### Source records

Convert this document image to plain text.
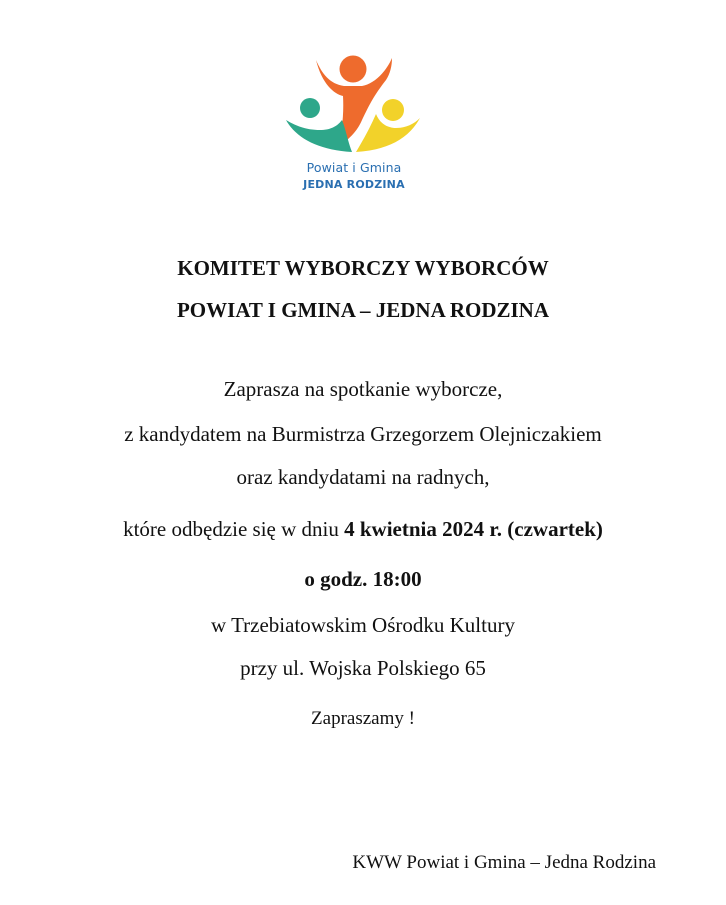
Powiat i Gmina
JEDNA RODZINA
KOMITET WYBORCZY WYBORCÓW
POWIAT I GMINA – JEDNA RODZINA
Zaprasza na spotkanie wyborcze,
z kandydatem na Burmistrza Grzegorzem Olejniczakiem
oraz kandydatami na radnych,
które odbędzie się w dniu 4 kwietnia 2024 r. (czwartek)
o godz. 18:00
w Trzebiatowskim Ośrodku Kultury
przy ul. Wojska Polskiego 65
Zapraszamy !
KWW Powiat i Gmina – Jedna Rodzina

######

Repeat the data exactly, excluding the pictures.

__Full response__:
Convert this document image to plain text.
Powiat i Gmina
JEDNA RODZINA
KOMITET WYBORCZY WYBORCÓW
POWIAT I GMINA – JEDNA RODZINA
Zaprasza na spotkanie wyborcze,
z kandydatem na Burmistrza Grzegorzem Olejniczakiem
oraz kandydatami na radnych,
które odbędzie się w dniu 4 kwietnia 2024 r. (czwartek)
o godz. 18:00
w Trzebiatowskim Ośrodku Kultury
przy ul. Wojska Polskiego 65
Zapraszamy !
KWW Powiat i Gmina – Jedna Rodzina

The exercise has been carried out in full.